**WHAT THE TASK REQUIRES**: Copy the line containing "Extract the structured", then all lines after it up to and including the final line of the material, exactly and without additions.

[Lines of data]
[BEGIN]

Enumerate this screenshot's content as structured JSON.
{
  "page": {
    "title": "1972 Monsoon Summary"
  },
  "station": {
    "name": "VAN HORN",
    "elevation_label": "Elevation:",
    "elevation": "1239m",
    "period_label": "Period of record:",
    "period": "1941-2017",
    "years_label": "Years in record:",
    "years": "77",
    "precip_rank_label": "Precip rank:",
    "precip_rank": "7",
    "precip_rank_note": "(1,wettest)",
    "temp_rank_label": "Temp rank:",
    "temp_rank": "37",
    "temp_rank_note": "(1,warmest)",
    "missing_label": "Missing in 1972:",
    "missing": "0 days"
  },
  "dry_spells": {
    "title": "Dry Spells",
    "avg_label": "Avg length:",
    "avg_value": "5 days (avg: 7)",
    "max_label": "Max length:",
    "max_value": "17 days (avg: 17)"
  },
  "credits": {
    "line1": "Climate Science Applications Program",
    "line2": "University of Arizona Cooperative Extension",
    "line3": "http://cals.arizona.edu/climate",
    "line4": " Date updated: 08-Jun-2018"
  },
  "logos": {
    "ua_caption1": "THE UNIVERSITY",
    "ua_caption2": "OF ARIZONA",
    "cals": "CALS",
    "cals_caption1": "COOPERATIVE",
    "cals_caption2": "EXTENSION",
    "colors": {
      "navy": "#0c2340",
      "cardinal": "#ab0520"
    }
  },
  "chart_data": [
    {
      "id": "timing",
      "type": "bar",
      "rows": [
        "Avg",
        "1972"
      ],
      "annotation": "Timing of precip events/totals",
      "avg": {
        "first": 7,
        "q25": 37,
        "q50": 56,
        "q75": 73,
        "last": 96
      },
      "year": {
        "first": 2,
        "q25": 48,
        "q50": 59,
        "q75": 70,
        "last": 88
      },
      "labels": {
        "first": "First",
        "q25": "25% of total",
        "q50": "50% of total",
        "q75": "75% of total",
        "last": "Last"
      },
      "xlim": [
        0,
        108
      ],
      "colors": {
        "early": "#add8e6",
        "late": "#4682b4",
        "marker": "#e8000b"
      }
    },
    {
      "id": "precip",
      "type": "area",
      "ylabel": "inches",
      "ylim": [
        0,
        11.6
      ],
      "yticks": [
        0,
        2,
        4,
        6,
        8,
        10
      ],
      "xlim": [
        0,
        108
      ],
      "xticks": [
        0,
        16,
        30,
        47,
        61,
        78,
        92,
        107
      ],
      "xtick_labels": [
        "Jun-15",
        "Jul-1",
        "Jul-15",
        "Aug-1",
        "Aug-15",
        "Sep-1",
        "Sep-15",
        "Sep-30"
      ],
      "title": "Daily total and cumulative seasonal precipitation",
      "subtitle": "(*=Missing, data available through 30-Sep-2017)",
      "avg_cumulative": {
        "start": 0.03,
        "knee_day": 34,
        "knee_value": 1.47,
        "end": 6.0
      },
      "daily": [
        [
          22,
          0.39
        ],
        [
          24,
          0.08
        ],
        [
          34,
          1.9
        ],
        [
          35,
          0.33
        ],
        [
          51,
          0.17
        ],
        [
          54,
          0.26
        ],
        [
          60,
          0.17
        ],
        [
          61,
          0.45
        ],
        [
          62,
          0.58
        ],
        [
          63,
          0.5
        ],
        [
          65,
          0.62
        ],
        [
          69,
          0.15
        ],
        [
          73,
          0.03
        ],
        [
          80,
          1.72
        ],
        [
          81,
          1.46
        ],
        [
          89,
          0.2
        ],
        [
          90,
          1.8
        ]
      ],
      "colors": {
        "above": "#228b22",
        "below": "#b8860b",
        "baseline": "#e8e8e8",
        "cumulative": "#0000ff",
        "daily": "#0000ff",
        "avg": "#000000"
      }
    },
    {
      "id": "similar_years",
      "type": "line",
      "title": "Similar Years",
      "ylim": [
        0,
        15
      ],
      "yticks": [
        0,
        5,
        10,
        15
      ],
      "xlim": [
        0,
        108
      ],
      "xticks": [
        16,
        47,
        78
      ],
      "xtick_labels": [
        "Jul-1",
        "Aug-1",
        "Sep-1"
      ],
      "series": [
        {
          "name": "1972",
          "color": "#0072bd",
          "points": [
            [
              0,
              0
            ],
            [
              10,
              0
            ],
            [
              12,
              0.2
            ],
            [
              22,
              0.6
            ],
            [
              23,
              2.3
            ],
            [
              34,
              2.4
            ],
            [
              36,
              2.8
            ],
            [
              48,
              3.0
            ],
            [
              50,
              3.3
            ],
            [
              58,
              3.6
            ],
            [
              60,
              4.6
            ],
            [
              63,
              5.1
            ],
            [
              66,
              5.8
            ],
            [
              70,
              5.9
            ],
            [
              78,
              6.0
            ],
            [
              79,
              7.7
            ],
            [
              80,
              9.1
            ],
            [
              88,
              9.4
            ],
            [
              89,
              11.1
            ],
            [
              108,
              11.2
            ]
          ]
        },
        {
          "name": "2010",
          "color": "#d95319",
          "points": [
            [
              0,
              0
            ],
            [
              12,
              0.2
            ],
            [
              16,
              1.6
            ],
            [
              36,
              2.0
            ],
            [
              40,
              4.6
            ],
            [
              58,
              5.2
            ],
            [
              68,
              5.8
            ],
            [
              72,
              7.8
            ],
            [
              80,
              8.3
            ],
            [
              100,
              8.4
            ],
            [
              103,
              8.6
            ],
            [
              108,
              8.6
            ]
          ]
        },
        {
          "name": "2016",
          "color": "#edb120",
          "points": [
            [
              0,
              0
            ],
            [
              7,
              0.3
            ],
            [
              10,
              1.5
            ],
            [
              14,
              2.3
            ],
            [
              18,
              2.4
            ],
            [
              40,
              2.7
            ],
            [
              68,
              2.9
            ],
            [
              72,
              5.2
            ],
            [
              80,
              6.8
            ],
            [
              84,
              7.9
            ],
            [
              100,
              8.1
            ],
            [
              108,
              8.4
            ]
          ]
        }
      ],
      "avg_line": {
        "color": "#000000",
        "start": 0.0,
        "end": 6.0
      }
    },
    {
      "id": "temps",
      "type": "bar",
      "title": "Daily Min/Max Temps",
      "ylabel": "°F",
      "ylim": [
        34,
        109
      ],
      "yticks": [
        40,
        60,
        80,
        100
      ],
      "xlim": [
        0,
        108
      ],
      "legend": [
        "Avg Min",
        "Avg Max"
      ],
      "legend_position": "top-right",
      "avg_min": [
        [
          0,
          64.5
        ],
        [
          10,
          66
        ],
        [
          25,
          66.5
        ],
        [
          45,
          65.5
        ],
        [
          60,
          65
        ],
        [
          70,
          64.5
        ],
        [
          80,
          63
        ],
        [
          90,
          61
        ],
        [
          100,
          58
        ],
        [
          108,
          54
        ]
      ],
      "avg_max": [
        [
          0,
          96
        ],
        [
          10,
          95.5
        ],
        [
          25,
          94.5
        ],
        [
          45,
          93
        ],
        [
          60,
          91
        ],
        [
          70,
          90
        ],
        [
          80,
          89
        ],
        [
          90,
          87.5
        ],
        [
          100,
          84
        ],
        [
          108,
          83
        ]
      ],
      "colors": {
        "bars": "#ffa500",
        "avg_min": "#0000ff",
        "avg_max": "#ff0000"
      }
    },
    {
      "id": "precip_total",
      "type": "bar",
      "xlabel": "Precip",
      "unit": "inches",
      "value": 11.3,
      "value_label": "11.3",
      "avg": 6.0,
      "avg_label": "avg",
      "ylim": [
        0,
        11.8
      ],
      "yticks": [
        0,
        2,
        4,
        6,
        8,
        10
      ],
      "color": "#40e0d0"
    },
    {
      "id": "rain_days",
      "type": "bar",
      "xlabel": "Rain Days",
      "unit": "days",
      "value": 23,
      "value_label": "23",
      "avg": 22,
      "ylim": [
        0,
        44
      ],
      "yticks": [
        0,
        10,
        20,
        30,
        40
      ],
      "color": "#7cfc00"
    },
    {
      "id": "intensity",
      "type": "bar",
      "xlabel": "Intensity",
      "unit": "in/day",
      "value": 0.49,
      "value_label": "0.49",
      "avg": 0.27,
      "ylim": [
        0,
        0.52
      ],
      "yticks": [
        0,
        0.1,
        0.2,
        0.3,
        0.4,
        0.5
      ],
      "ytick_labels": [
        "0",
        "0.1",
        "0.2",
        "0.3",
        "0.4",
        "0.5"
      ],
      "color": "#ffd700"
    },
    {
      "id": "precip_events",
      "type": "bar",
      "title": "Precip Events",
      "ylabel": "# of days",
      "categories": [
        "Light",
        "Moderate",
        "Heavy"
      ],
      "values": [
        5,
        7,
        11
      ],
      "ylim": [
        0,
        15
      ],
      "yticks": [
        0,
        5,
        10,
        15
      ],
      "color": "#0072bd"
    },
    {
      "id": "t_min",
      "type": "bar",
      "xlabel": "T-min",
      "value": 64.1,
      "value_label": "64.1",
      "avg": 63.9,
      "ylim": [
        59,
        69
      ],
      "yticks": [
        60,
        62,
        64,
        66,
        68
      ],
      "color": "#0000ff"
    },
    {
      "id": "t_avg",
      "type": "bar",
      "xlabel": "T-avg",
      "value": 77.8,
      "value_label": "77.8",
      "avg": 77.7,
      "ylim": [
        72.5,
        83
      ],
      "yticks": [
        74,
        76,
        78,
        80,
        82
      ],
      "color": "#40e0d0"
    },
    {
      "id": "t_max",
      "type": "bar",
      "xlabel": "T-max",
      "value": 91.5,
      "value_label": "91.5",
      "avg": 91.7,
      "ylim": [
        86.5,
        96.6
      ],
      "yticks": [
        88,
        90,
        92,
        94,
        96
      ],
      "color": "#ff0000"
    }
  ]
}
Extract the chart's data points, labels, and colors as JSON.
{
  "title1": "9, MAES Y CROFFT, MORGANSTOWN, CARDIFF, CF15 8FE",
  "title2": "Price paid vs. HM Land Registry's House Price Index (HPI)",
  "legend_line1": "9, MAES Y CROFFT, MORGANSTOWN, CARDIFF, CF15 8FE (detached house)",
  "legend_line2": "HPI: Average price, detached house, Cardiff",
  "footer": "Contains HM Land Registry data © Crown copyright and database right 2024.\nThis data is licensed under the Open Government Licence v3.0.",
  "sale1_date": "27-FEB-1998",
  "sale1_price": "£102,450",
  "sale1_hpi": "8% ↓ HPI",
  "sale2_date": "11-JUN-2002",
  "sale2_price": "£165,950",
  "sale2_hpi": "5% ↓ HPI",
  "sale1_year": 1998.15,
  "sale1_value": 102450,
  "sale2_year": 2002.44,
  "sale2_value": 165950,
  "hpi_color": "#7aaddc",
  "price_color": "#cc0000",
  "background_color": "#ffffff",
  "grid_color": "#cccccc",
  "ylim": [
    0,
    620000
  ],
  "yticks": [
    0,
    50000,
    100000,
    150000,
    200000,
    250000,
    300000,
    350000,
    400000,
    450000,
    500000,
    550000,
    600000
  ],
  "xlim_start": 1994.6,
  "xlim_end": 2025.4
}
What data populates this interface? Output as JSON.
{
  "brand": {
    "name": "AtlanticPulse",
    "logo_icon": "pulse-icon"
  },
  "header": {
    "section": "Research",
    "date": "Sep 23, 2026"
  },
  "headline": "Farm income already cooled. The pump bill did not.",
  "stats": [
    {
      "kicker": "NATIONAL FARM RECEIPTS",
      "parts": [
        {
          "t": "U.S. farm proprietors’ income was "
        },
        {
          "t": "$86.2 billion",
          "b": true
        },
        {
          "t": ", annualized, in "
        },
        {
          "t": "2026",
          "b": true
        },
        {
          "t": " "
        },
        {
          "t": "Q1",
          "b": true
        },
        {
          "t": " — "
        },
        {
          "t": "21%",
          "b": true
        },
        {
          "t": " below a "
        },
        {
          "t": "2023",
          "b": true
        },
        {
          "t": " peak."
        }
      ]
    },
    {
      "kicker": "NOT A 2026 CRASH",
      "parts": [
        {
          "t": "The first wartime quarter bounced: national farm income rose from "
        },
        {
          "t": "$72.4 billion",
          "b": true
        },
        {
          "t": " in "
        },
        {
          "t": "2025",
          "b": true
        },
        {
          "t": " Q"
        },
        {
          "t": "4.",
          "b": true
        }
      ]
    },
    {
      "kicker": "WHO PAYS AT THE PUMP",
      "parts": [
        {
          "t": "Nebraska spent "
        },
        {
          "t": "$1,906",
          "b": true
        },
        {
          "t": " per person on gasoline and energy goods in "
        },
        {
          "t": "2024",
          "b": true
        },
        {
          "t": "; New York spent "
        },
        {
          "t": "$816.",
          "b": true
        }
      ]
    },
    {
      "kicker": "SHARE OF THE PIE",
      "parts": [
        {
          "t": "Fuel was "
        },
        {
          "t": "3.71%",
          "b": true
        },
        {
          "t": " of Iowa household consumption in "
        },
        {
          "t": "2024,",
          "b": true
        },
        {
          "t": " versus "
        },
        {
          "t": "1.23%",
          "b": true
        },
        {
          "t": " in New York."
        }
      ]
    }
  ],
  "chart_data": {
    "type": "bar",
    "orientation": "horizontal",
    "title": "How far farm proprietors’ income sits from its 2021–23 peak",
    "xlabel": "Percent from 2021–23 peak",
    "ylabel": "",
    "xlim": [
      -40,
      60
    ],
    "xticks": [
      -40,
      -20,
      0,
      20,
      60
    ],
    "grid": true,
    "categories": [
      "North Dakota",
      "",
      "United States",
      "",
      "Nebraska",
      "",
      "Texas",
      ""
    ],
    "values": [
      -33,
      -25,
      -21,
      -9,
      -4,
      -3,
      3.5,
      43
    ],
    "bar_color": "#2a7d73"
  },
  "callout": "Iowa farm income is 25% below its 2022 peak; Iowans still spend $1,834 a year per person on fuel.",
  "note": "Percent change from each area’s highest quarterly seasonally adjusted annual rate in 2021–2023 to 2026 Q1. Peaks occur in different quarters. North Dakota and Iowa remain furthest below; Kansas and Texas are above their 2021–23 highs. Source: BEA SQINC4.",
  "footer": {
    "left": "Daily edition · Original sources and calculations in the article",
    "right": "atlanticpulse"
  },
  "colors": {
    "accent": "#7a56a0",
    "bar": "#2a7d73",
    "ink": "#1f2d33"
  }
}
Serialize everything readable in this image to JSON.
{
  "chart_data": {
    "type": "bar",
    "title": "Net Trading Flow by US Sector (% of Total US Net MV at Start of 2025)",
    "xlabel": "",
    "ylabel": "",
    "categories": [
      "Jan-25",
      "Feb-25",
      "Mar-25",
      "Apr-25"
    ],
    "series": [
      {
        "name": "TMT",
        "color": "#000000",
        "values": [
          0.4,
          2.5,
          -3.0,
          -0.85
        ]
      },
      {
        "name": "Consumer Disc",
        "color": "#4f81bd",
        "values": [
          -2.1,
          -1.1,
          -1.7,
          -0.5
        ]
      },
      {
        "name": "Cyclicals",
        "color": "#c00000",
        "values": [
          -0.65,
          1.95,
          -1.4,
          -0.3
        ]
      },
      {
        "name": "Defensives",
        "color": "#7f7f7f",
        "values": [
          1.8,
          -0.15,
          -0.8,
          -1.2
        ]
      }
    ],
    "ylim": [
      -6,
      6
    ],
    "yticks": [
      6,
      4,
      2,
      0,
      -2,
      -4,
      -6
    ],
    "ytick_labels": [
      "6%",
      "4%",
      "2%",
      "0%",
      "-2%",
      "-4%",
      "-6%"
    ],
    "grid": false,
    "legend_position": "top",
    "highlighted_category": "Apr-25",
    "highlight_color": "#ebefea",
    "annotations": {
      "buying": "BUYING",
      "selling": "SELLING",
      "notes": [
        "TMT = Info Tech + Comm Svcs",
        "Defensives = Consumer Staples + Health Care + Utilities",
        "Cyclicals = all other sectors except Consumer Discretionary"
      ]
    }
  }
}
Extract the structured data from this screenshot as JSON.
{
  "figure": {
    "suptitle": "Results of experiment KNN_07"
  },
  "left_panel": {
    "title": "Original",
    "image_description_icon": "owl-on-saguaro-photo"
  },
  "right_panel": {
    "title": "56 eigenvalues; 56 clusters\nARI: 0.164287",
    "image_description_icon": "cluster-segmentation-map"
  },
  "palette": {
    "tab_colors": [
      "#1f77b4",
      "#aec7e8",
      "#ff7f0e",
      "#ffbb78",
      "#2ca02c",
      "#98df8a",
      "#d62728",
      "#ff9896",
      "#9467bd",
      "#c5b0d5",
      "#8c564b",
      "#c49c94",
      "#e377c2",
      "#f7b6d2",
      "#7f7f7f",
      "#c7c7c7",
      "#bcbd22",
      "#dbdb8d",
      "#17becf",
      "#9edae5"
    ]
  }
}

[END]

**ANSWER IN FULL**:
Extract the structured data from this screenshot as JSON.
{
  "figure": {
    "suptitle": "Results of experiment KNN_07"
  },
  "left_panel": {
    "title": "Original",
    "image_description_icon": "owl-on-saguaro-photo"
  },
  "right_panel": {
    "title": "56 eigenvalues; 56 clusters\nARI: 0.164287",
    "image_description_icon": "cluster-segmentation-map"
  },
  "palette": {
    "tab_colors": [
      "#1f77b4",
      "#aec7e8",
      "#ff7f0e",
      "#ffbb78",
      "#2ca02c",
      "#98df8a",
      "#d62728",
      "#ff9896",
      "#9467bd",
      "#c5b0d5",
      "#8c564b",
      "#c49c94",
      "#e377c2",
      "#f7b6d2",
      "#7f7f7f",
      "#c7c7c7",
      "#bcbd22",
      "#dbdb8d",
      "#17becf",
      "#9edae5"
    ]
  }
}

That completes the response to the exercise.